:: Data records

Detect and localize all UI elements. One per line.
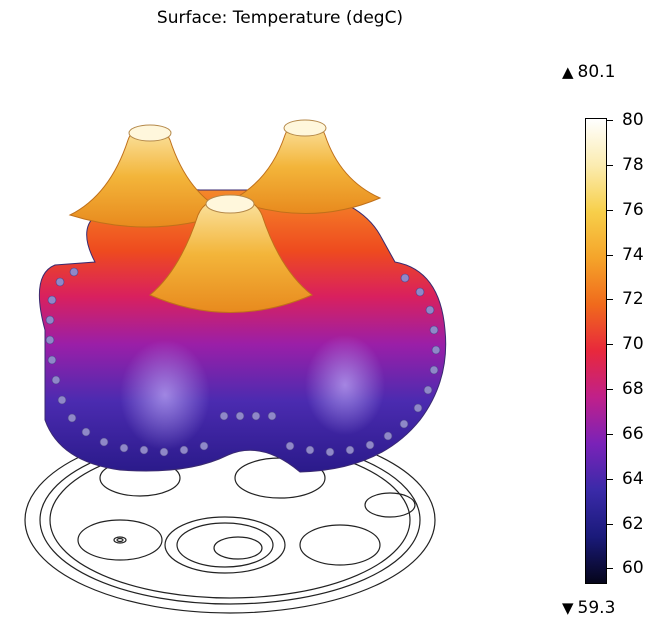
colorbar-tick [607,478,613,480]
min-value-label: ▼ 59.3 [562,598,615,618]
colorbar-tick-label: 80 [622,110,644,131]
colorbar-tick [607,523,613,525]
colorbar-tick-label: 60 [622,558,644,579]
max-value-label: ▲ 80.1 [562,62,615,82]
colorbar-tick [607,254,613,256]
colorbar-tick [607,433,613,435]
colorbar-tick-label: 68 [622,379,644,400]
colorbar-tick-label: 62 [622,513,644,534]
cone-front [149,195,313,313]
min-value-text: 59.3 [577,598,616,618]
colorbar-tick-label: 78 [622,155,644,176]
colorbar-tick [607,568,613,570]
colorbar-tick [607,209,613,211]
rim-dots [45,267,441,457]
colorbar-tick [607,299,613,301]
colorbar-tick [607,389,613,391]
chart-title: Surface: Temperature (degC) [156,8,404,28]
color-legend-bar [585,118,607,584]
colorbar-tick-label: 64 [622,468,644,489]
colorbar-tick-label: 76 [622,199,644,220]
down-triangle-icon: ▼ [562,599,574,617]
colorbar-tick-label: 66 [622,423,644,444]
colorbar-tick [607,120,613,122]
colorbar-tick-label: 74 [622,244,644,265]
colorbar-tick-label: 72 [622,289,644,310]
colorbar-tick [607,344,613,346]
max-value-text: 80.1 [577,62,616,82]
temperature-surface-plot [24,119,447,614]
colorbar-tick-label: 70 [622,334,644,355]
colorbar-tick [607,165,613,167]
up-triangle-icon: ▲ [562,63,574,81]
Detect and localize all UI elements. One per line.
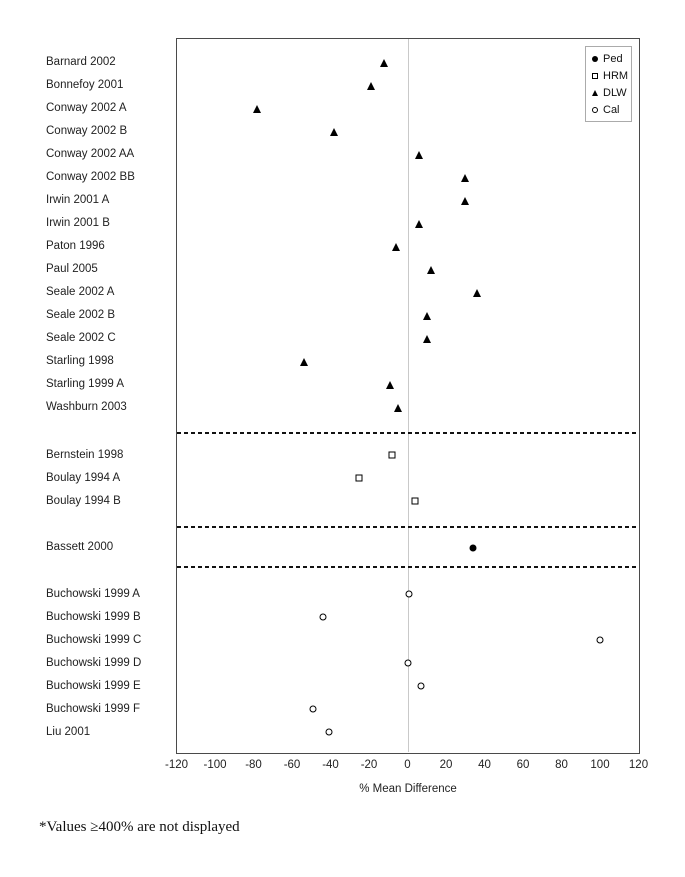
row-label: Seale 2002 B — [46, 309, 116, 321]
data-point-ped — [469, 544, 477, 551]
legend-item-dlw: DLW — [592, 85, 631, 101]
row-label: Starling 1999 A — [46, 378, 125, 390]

::::

— What you are asked to do —
Could you quote the rows above word for word, from the line with "colorbar-tick [607,478,613,480]" to the line with "min-value-text: 59.3 [577,598,616,618]", including both of those lines?

— Solution to the exercise —
colorbar-tick [607,478,613,480]
min-value-label: ▼ 59.3 [562,598,615,618]
colorbar-tick-label: 80 [622,110,644,131]
colorbar-tick [607,523,613,525]
colorbar-tick-label: 60 [622,558,644,579]
max-value-label: ▲ 80.1 [562,62,615,82]
colorbar-tick [607,254,613,256]
colorbar-tick [607,433,613,435]
colorbar-tick-label: 68 [622,379,644,400]
colorbar-tick-label: 62 [622,513,644,534]
cone-front [149,195,313,313]
min-value-text: 59.3 [577,598,616,618]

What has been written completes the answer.